### Dataset records

# # # #

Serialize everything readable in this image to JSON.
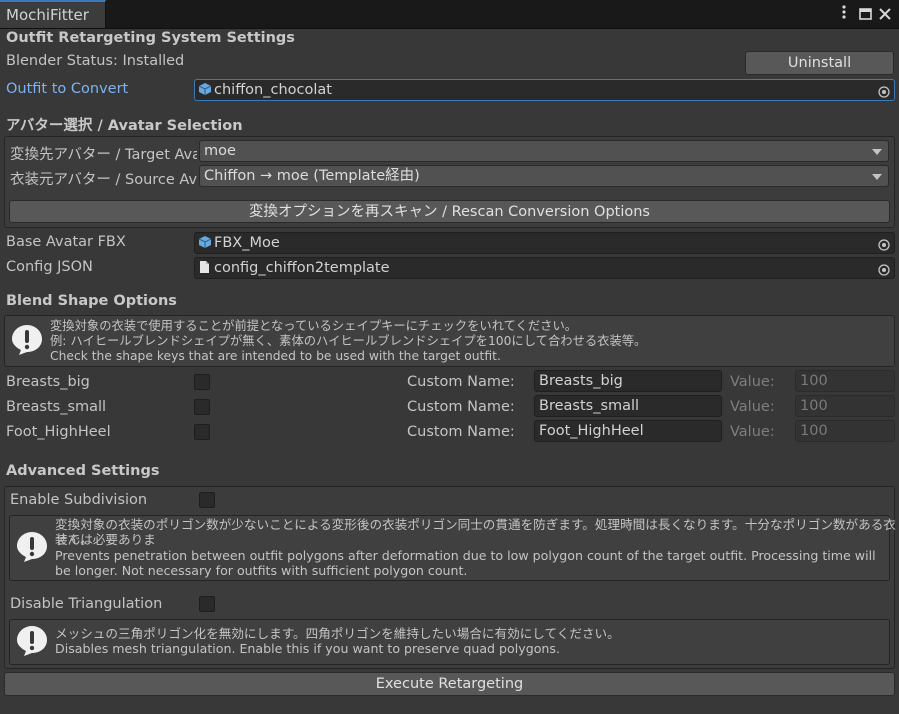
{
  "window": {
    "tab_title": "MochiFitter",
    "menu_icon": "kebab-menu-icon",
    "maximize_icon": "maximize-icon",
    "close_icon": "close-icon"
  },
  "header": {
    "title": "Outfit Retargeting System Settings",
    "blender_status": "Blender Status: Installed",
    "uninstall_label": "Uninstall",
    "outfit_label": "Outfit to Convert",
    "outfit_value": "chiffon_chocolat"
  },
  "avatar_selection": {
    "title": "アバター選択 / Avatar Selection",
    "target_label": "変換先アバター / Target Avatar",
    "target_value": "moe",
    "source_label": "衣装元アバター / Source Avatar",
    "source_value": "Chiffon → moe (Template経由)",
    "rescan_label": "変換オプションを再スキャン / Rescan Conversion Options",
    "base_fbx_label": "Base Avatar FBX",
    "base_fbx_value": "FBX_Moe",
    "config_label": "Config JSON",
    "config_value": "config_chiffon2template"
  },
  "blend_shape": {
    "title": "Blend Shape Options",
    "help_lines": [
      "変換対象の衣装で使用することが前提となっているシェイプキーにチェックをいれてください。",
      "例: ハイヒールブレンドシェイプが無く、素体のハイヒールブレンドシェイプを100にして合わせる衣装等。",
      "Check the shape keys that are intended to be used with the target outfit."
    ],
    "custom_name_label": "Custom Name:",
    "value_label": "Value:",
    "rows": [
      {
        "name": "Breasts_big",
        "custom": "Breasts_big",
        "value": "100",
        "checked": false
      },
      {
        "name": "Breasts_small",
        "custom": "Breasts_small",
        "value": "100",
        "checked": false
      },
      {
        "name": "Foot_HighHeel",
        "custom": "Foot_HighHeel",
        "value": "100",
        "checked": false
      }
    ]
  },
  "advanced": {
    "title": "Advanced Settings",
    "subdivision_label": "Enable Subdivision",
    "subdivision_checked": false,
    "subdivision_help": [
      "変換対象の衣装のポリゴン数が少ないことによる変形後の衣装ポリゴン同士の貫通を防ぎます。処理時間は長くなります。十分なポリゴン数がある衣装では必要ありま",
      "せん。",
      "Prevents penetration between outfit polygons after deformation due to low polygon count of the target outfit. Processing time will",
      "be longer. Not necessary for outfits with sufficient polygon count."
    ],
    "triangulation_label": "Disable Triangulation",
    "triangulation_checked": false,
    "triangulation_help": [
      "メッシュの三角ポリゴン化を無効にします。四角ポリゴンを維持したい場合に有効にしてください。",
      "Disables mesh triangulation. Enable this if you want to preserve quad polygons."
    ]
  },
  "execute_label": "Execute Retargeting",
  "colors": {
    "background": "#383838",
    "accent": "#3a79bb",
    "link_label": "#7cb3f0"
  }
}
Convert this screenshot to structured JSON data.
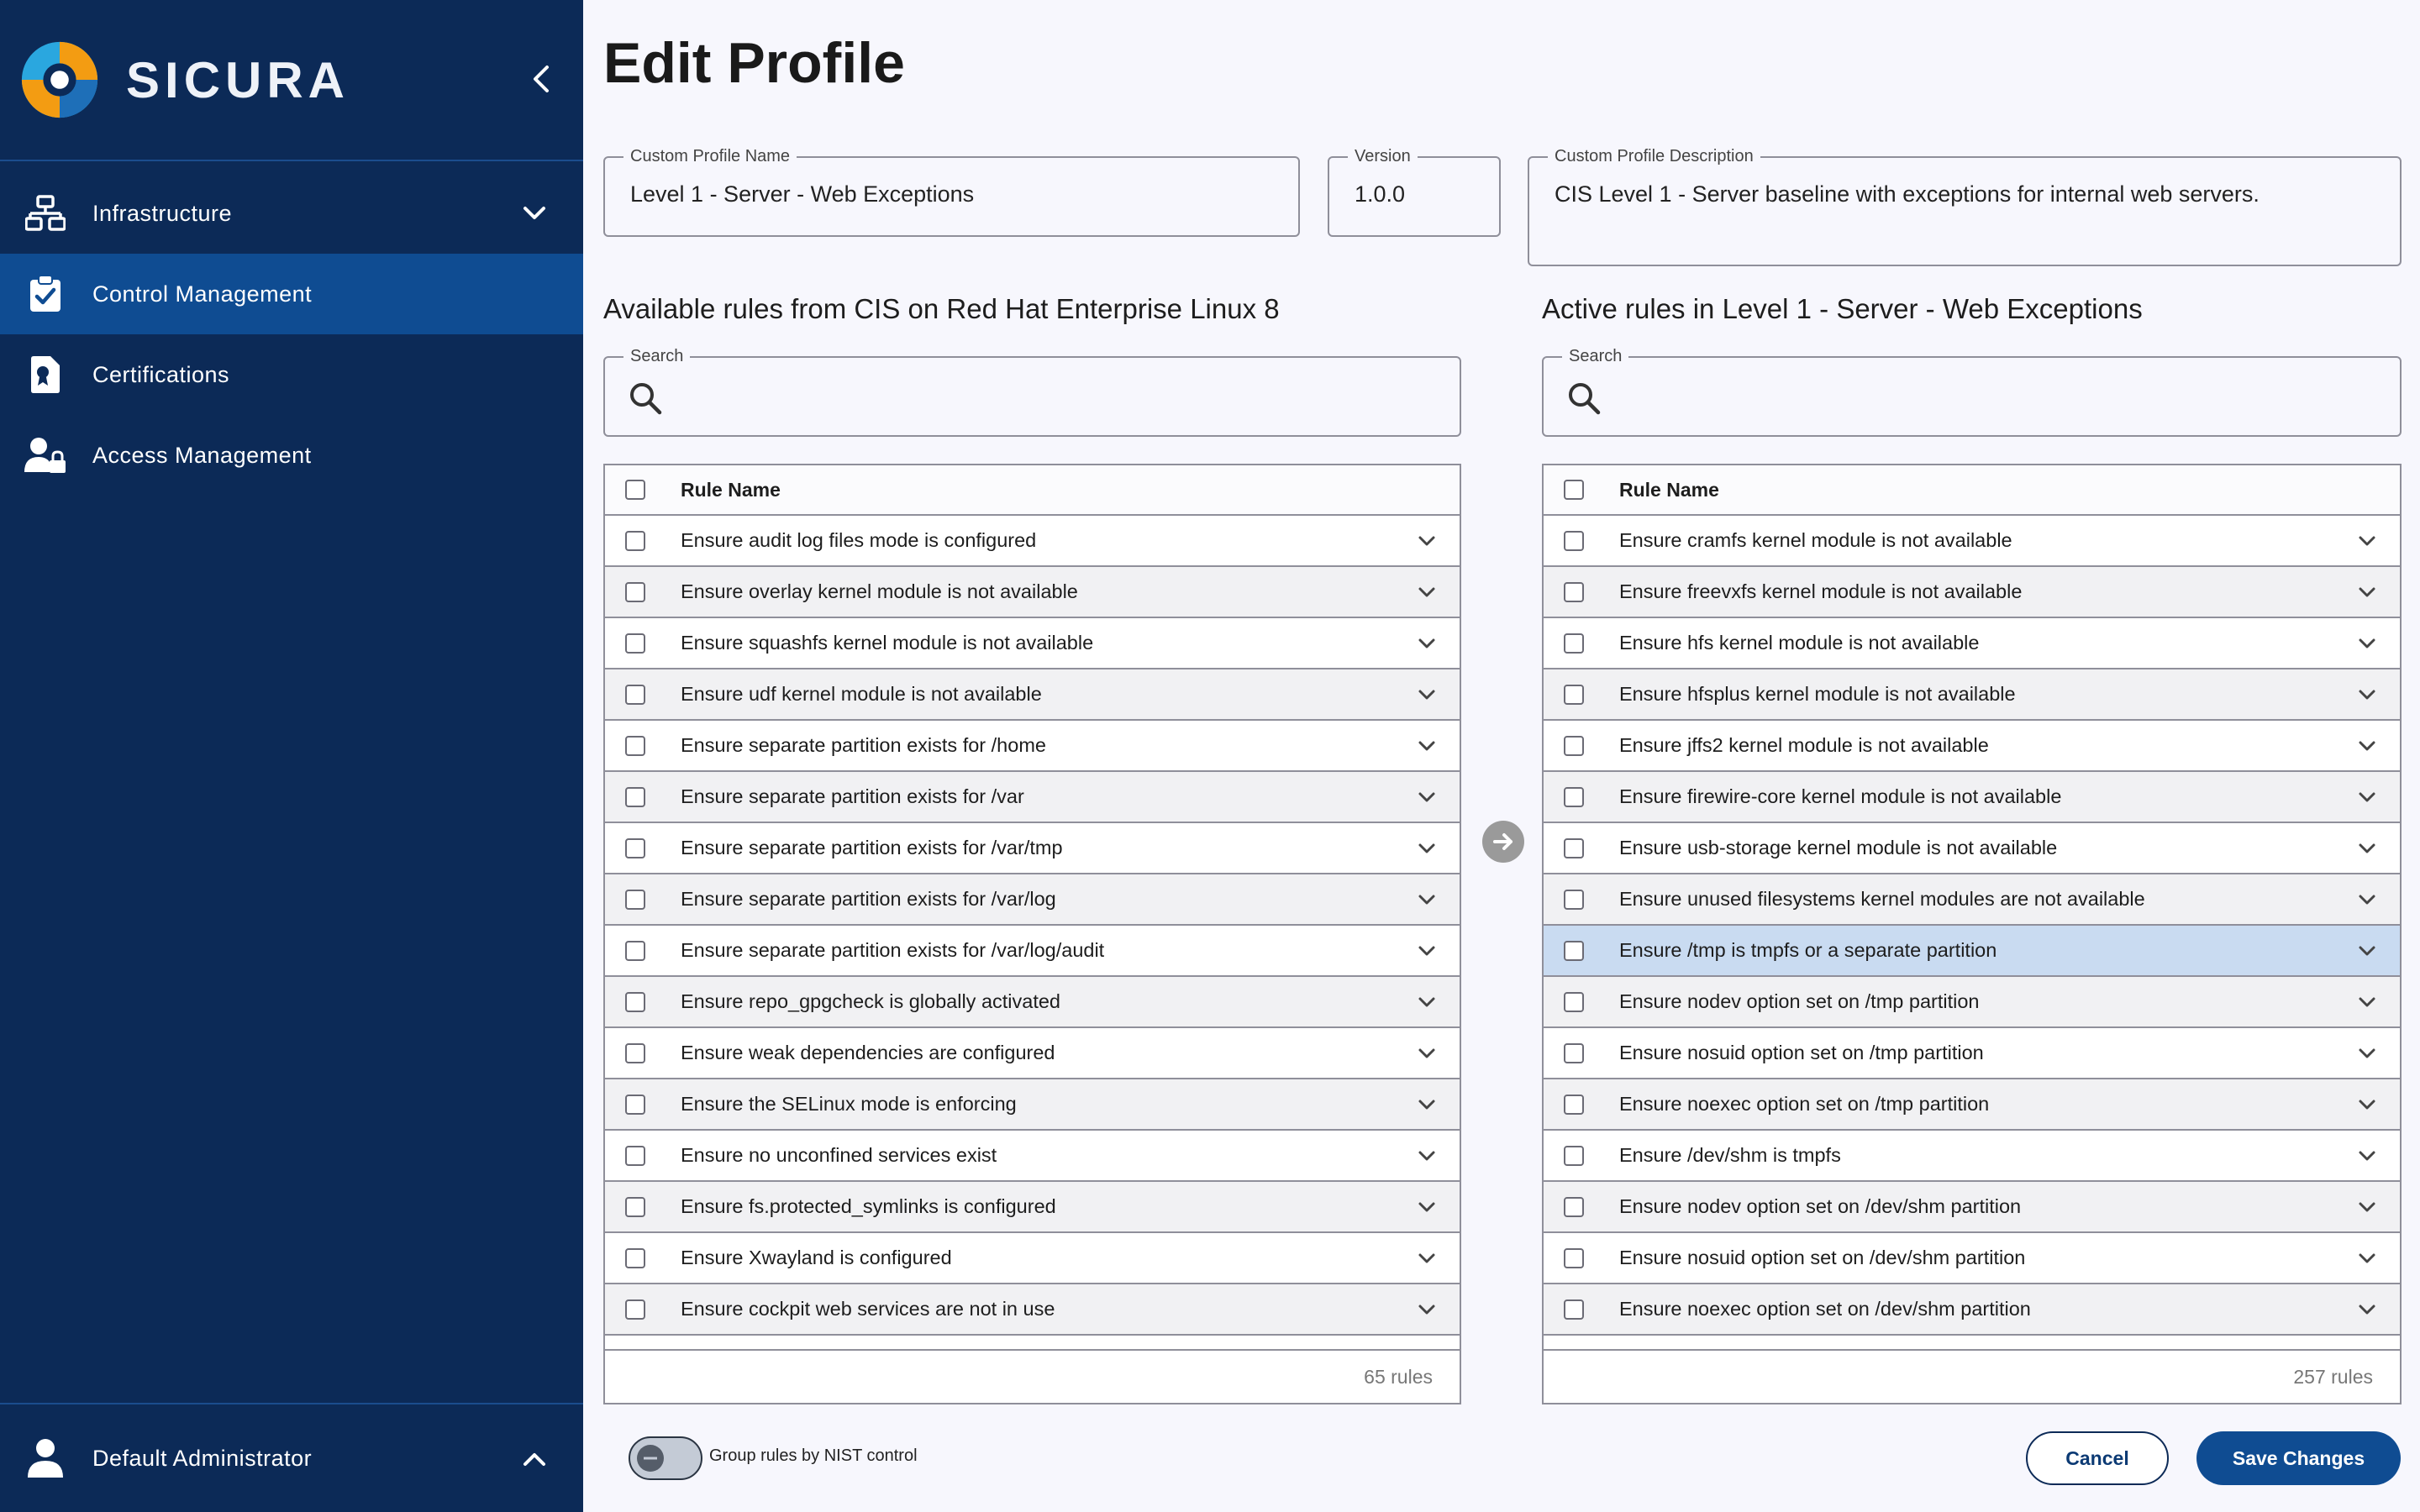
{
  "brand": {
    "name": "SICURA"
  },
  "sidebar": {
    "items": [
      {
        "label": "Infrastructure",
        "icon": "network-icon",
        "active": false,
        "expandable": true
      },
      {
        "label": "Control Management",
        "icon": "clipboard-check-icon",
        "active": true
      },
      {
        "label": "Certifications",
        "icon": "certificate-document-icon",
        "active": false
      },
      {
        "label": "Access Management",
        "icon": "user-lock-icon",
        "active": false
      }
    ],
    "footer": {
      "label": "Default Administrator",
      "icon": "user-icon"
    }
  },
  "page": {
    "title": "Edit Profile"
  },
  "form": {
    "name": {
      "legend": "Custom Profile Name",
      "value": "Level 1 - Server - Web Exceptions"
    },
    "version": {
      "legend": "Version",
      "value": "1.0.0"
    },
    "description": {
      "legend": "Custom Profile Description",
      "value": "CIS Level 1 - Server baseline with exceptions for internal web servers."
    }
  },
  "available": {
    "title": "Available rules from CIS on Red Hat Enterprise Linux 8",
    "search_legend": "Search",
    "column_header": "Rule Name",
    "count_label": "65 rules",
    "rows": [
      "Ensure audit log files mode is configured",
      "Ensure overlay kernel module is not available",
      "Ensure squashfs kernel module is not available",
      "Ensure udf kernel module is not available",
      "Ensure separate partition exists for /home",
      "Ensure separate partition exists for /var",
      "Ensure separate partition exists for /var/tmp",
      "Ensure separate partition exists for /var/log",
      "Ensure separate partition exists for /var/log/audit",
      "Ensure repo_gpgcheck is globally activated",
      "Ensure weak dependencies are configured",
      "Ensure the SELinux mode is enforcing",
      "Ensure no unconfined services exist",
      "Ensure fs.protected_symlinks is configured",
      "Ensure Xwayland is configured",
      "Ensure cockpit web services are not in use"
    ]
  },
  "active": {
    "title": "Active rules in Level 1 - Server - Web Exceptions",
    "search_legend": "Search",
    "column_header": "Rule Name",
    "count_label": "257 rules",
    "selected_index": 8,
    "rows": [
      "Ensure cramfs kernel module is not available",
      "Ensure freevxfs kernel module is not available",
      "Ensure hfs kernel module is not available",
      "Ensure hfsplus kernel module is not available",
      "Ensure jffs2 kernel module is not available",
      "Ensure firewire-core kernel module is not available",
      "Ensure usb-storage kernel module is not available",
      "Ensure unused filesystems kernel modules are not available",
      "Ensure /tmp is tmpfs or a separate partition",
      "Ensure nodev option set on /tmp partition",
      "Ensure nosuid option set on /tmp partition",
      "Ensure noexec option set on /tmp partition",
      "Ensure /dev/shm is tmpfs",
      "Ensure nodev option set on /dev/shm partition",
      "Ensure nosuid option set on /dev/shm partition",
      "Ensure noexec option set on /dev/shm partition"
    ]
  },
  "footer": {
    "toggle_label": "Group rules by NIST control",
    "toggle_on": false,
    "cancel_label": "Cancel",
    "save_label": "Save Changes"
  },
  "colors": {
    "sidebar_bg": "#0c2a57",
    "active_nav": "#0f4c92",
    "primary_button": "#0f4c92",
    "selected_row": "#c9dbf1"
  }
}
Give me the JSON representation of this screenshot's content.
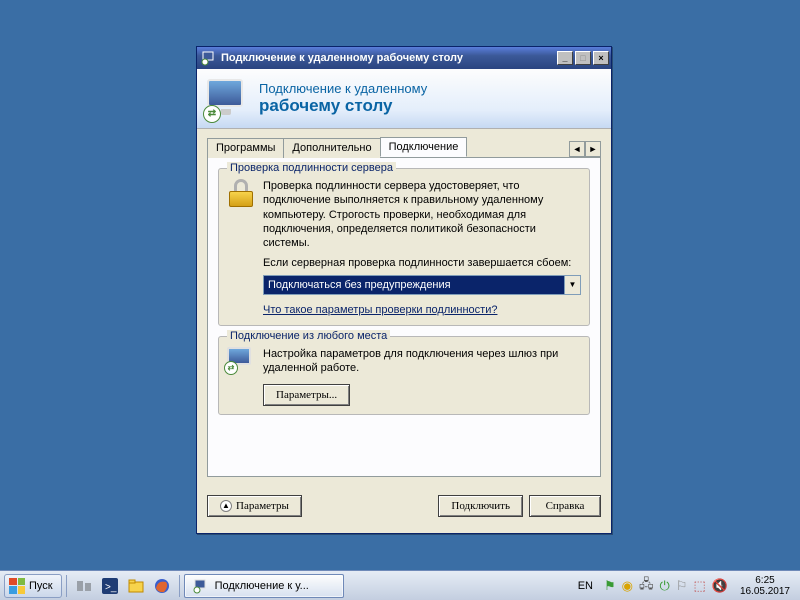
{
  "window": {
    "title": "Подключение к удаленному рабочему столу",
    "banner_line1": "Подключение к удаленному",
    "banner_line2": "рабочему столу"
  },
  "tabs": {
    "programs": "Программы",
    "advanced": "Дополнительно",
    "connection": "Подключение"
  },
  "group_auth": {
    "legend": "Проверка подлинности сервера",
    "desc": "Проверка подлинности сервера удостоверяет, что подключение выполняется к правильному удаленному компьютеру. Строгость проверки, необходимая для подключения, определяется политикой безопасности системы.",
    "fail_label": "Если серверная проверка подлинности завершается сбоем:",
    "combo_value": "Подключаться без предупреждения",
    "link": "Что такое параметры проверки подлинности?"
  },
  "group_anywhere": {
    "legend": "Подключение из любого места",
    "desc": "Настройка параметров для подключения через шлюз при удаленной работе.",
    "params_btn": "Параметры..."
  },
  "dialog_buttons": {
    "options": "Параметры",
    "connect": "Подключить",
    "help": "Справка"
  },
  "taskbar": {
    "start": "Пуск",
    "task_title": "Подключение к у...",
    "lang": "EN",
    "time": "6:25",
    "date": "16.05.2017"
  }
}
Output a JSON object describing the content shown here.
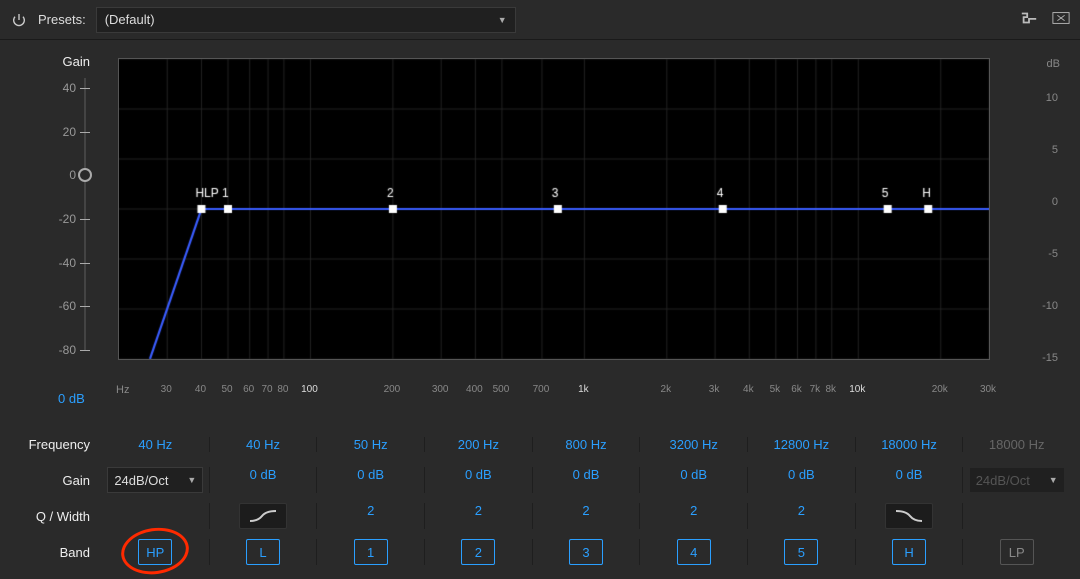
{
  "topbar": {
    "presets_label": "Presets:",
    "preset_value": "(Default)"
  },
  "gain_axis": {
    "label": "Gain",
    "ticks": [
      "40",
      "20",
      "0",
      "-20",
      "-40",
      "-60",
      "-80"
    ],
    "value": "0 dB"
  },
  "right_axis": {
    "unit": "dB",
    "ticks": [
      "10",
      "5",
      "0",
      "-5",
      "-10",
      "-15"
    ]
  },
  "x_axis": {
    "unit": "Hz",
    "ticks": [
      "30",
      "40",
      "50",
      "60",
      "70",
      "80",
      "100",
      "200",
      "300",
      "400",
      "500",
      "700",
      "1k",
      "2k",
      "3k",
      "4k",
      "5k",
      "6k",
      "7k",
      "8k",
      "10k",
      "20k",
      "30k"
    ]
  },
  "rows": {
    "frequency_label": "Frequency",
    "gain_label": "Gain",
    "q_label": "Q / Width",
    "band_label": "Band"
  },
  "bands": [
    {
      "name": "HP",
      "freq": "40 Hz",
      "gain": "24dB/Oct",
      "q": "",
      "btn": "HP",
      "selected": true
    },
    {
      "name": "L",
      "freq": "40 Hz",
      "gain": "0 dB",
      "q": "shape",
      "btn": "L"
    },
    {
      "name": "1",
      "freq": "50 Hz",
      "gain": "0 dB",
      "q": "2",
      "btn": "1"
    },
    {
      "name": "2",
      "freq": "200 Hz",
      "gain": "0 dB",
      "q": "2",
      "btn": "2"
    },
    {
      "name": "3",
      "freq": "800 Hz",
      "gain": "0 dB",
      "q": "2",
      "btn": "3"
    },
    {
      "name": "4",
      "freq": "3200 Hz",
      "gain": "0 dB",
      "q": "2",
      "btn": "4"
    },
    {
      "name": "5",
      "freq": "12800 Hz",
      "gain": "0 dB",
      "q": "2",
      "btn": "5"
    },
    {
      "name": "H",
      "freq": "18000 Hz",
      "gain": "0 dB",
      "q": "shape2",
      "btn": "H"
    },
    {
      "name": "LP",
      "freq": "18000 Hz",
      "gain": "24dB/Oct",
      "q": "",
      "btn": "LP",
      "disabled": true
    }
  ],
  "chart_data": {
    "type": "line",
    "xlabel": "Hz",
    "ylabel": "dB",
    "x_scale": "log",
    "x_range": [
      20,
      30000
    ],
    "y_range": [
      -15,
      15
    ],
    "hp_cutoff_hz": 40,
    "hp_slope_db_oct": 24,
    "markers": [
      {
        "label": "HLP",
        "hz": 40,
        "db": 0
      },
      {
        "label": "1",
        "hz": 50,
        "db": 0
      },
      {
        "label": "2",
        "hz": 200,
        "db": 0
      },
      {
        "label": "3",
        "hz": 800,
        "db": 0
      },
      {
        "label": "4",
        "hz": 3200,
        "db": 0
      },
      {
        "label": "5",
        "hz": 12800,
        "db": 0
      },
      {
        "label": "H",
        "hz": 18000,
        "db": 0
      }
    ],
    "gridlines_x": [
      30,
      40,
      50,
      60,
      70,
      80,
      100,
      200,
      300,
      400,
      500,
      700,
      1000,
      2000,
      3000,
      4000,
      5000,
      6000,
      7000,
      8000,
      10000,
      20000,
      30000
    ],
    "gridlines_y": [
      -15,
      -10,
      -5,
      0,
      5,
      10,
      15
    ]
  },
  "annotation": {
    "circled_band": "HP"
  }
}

# # # #

### Problem description
Which lines hold the word "Settings"? Show each one.

### Solution to the exercise
    "title": "Outfit Retargeting System Settings",
    "title": "Advanced Settings",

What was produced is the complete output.